===== Dataset records =====
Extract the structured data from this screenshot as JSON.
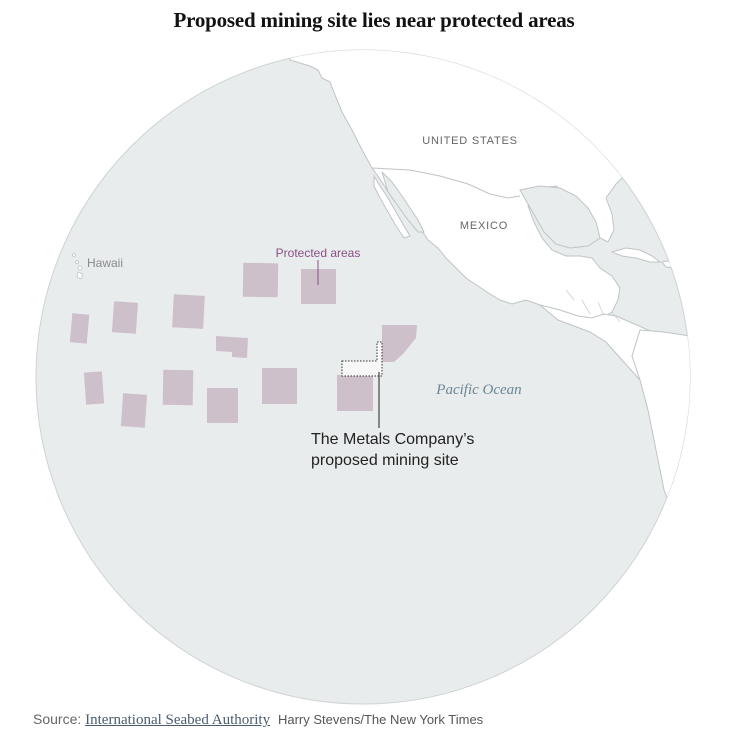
{
  "title": "Proposed mining site lies near protected areas",
  "labels": {
    "united_states": "UNITED STATES",
    "mexico": "MEXICO",
    "hawaii": "Hawaii",
    "protected_areas": "Protected areas",
    "pacific_ocean": "Pacific Ocean",
    "mining_site_line1": "The Metals Company’s",
    "mining_site_line2": "proposed mining site"
  },
  "source": {
    "prefix": "Source:",
    "link_text": "International Seabed Authority",
    "credit": "Harry Stevens/The New York Times"
  },
  "colors": {
    "ocean": "#e9ecec",
    "land": "#ffffff",
    "protected_area": "#cdc0cb",
    "border": "#bfc4c4"
  }
}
=====
**What you will do**
Reproduce every entry word for word, but omit the pictures.

**Exercise solution**
Extract the structured data from this screenshot as JSON.
{
  "title": "Proposed mining site lies near protected areas",
  "labels": {
    "united_states": "UNITED STATES",
    "mexico": "MEXICO",
    "hawaii": "Hawaii",
    "protected_areas": "Protected areas",
    "pacific_ocean": "Pacific Ocean",
    "mining_site_line1": "The Metals Company’s",
    "mining_site_line2": "proposed mining site"
  },
  "source": {
    "prefix": "Source:",
    "link_text": "International Seabed Authority",
    "credit": "Harry Stevens/The New York Times"
  },
  "colors": {
    "ocean": "#e9ecec",
    "land": "#ffffff",
    "protected_area": "#cdc0cb",
    "border": "#bfc4c4"
  }
}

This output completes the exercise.